╭──

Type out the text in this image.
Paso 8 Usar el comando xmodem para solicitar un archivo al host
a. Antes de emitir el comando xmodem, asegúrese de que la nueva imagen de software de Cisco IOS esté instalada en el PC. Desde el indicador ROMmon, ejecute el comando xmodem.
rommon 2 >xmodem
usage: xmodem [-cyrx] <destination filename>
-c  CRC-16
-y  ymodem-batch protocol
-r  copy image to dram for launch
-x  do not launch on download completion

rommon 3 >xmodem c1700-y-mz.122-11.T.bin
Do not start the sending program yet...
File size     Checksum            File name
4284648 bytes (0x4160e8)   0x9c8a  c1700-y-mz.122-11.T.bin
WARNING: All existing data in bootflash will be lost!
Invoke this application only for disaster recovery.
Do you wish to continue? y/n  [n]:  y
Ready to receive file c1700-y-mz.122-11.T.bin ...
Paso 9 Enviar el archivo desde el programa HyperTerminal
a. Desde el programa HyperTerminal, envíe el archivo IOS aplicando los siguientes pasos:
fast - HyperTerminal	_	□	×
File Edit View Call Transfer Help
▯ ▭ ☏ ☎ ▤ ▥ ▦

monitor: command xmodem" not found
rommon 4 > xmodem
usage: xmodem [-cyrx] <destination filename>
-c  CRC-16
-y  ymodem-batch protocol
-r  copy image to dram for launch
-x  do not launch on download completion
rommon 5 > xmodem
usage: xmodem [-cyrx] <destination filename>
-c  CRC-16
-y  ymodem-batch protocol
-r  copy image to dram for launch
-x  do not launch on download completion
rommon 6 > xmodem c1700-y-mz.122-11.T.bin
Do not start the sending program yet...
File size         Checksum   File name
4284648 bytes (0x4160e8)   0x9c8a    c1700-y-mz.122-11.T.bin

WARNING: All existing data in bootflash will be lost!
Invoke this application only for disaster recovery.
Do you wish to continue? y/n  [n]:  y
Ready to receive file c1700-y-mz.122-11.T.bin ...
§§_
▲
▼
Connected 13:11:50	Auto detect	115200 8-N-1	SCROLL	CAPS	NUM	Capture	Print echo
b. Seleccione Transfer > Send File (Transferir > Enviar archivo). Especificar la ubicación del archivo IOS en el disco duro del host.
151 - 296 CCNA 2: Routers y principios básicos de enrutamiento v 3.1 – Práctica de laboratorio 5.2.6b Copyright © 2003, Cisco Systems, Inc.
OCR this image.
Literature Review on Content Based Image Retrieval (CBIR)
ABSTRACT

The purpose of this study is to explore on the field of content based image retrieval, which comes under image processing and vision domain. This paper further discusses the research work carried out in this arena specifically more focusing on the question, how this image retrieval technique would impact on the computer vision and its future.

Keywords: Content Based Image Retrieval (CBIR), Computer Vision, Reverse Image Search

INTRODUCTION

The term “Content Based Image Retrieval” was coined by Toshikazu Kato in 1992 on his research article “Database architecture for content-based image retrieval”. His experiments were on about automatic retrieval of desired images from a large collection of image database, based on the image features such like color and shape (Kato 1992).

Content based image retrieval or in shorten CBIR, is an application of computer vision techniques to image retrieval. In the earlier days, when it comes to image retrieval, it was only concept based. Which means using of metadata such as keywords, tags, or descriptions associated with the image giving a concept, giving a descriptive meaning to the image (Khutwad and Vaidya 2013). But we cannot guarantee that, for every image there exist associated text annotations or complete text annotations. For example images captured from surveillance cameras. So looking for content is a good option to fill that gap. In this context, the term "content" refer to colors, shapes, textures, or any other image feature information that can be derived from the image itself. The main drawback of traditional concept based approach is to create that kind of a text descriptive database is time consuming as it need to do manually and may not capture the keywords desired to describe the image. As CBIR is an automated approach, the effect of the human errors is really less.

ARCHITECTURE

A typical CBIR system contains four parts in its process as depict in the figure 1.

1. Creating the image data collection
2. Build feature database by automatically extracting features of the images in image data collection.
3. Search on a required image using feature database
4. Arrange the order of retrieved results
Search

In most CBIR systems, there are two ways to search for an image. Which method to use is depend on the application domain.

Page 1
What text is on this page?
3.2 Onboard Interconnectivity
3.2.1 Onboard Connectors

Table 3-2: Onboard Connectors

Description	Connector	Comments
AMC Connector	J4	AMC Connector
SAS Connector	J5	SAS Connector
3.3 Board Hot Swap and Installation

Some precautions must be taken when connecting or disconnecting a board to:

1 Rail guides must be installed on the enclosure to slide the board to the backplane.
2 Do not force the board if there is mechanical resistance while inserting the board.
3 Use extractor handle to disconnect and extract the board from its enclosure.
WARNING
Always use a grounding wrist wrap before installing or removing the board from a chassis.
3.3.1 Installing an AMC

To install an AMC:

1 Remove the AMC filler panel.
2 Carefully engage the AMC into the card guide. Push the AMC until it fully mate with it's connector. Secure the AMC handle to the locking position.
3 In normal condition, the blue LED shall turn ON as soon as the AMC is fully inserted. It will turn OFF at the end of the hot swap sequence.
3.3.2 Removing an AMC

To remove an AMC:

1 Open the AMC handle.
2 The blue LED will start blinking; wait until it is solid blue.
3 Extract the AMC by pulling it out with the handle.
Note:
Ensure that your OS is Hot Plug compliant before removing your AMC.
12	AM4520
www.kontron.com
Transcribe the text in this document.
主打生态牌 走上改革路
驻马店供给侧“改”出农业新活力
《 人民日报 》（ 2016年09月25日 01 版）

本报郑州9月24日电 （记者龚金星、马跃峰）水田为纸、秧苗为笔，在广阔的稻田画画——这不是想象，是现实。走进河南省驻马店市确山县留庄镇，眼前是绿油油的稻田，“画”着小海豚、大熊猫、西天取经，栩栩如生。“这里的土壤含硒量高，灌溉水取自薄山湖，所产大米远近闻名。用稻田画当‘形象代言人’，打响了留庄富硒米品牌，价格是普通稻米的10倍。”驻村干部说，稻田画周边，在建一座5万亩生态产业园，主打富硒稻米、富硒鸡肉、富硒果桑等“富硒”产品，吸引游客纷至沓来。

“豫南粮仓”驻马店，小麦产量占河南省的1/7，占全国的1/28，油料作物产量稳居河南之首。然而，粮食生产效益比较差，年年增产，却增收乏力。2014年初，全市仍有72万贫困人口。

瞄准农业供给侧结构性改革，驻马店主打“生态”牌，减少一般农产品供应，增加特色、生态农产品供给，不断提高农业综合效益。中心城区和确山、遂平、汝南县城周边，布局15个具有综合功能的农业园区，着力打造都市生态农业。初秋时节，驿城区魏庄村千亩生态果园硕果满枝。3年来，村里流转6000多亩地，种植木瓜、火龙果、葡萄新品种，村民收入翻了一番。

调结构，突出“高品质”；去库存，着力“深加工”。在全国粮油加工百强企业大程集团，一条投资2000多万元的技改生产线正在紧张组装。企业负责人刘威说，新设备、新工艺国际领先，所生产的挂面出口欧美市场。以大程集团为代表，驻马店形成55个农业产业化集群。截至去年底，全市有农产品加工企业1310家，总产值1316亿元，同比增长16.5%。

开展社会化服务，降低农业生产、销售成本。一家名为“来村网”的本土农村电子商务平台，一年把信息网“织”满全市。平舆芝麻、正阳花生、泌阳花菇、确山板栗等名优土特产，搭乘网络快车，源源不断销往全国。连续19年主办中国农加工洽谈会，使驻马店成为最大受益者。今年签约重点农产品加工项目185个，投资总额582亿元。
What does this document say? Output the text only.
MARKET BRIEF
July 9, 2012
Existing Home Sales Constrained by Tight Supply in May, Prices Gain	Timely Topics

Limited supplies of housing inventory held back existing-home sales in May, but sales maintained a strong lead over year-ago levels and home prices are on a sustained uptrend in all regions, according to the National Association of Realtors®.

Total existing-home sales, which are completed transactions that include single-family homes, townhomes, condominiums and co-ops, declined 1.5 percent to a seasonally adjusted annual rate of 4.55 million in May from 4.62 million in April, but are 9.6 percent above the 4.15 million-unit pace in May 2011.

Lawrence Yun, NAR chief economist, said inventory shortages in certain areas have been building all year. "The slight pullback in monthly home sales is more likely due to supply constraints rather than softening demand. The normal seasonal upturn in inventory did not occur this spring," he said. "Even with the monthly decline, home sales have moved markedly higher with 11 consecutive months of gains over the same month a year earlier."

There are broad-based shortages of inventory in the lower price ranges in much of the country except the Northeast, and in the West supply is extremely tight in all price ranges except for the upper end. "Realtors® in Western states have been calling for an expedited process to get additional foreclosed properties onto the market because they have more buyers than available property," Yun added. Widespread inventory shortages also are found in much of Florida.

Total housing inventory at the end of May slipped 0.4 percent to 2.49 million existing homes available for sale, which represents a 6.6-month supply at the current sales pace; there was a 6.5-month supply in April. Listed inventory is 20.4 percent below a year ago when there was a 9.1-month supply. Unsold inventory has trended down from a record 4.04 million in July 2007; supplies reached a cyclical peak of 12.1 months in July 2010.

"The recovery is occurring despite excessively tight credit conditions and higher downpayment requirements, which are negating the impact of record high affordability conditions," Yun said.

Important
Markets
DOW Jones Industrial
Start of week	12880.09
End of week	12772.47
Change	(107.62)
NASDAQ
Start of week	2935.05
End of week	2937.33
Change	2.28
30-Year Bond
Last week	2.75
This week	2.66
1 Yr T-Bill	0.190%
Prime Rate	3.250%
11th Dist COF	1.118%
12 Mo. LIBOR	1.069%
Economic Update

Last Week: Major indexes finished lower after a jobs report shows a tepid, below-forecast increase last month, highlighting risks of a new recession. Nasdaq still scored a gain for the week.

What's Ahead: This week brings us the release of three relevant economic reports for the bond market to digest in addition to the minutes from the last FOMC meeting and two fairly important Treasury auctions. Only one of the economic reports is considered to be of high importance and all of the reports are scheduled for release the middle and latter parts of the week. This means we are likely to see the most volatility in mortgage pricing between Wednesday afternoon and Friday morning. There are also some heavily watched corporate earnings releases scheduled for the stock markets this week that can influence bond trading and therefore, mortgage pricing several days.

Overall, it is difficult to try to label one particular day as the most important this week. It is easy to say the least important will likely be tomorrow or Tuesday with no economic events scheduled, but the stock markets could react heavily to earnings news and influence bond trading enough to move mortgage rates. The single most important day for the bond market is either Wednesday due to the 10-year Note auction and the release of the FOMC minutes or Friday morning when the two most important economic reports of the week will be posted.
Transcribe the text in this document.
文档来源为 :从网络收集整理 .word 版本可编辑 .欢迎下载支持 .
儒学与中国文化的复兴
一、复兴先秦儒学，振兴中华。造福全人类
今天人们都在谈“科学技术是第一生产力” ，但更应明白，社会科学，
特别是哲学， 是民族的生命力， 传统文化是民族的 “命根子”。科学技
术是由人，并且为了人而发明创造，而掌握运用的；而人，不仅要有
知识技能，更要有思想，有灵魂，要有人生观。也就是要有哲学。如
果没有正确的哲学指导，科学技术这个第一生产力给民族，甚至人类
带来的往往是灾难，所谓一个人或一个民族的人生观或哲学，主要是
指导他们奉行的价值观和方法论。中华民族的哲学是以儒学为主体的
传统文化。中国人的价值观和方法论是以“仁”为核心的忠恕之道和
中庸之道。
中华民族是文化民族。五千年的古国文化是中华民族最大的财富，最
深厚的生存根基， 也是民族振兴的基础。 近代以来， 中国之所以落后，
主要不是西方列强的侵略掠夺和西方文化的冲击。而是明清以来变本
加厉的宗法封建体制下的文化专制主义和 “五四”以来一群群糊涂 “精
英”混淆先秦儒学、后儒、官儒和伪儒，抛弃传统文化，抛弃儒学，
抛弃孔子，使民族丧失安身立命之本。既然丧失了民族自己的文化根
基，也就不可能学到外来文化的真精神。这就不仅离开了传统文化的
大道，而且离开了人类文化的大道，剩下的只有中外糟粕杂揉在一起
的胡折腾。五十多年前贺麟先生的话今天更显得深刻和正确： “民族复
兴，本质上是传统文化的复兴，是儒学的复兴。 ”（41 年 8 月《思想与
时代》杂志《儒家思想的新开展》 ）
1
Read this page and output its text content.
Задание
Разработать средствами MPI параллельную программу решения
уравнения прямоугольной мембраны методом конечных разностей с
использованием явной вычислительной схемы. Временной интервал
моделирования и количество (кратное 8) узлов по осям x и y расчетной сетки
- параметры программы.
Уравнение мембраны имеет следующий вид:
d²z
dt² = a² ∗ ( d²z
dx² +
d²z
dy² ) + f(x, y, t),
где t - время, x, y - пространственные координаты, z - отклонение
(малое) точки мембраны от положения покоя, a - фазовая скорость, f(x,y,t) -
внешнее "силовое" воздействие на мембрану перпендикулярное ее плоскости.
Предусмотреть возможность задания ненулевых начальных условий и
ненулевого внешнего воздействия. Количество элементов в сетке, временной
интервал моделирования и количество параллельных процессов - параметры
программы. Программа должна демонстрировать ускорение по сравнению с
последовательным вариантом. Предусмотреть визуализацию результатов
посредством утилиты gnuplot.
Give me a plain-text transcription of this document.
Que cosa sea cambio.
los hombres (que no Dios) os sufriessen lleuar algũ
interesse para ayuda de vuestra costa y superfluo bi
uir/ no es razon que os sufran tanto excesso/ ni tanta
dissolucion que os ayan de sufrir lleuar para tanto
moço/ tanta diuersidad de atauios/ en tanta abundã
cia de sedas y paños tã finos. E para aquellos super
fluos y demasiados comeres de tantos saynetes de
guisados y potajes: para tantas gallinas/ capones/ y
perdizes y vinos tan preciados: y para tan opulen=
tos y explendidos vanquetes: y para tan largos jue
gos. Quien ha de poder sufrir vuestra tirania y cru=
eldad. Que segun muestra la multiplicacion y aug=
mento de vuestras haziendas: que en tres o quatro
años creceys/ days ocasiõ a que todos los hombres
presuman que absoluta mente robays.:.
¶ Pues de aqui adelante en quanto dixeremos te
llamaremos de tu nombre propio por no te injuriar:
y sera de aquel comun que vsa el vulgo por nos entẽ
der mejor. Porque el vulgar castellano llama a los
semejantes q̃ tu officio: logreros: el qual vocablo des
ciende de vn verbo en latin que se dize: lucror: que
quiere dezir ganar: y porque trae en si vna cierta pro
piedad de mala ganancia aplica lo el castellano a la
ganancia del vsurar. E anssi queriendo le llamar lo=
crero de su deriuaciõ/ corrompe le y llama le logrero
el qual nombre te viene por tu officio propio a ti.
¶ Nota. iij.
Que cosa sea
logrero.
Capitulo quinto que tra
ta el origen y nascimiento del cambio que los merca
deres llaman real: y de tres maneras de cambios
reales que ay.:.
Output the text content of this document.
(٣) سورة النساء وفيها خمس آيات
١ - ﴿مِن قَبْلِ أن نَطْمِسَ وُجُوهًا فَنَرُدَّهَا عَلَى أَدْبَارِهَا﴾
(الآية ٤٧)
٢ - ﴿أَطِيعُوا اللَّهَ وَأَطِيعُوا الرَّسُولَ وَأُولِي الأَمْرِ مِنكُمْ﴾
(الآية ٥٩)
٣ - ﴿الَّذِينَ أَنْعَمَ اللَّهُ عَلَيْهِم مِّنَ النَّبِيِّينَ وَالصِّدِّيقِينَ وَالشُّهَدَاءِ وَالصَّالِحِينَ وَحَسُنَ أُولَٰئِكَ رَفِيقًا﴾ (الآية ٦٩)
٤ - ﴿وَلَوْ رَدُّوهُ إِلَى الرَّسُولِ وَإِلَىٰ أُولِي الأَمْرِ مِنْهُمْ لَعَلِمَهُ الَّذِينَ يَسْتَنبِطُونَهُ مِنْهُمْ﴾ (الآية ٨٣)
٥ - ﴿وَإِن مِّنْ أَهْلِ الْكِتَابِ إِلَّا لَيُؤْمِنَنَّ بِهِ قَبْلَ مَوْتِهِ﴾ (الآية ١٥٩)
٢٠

╰──

TASK DETAILS – Reproduce exactly the line containing "Give me a plain-text" and every line after it through the end of the records above, and nothing else.

CORRECT RESULT –
Give me a plain-text transcription of this document.
Que cosa sea cambio.
los hombres (que no Dios) os sufriessen lleuar algũ
interesse para ayuda de vuestra costa y superfluo bi
uir/ no es razon que os sufran tanto excesso/ ni tanta
dissolucion que os ayan de sufrir lleuar para tanto
moço/ tanta diuersidad de atauios/ en tanta abundã
cia de sedas y paños tã finos. E para aquellos super
fluos y demasiados comeres de tantos saynetes de
guisados y potajes: para tantas gallinas/ capones/ y
perdizes y vinos tan preciados: y para tan opulen=
tos y explendidos vanquetes: y para tan largos jue
gos. Quien ha de poder sufrir vuestra tirania y cru=
eldad. Que segun muestra la multiplicacion y aug=
mento de vuestras haziendas: que en tres o quatro
años creceys/ days ocasiõ a que todos los hombres
presuman que absoluta mente robays.:.
¶ Pues de aqui adelante en quanto dixeremos te
llamaremos de tu nombre propio por no te injuriar:
y sera de aquel comun que vsa el vulgo por nos entẽ
der mejor. Porque el vulgar castellano llama a los
semejantes q̃ tu officio: logreros: el qual vocablo des
ciende de vn verbo en latin que se dize: lucror: que
quiere dezir ganar: y porque trae en si vna cierta pro
piedad de mala ganancia aplica lo el castellano a la
ganancia del vsurar. E anssi queriendo le llamar lo=
crero de su deriuaciõ/ corrompe le y llama le logrero
el qual nombre te viene por tu officio propio a ti.
¶ Nota. iij.
Que cosa sea
logrero.
Capitulo quinto que tra
ta el origen y nascimiento del cambio que los merca
deres llaman real: y de tres maneras de cambios
reales que ay.:.
Output the text content of this document.
(٣) سورة النساء وفيها خمس آيات
١ - ﴿مِن قَبْلِ أن نَطْمِسَ وُجُوهًا فَنَرُدَّهَا عَلَى أَدْبَارِهَا﴾
(الآية ٤٧)
٢ - ﴿أَطِيعُوا اللَّهَ وَأَطِيعُوا الرَّسُولَ وَأُولِي الأَمْرِ مِنكُمْ﴾
(الآية ٥٩)
٣ - ﴿الَّذِينَ أَنْعَمَ اللَّهُ عَلَيْهِم مِّنَ النَّبِيِّينَ وَالصِّدِّيقِينَ وَالشُّهَدَاءِ وَالصَّالِحِينَ وَحَسُنَ أُولَٰئِكَ رَفِيقًا﴾ (الآية ٦٩)
٤ - ﴿وَلَوْ رَدُّوهُ إِلَى الرَّسُولِ وَإِلَىٰ أُولِي الأَمْرِ مِنْهُمْ لَعَلِمَهُ الَّذِينَ يَسْتَنبِطُونَهُ مِنْهُمْ﴾ (الآية ٨٣)
٥ - ﴿وَإِن مِّنْ أَهْلِ الْكِتَابِ إِلَّا لَيُؤْمِنَنَّ بِهِ قَبْلَ مَوْتِهِ﴾ (الآية ١٥٩)
٢٠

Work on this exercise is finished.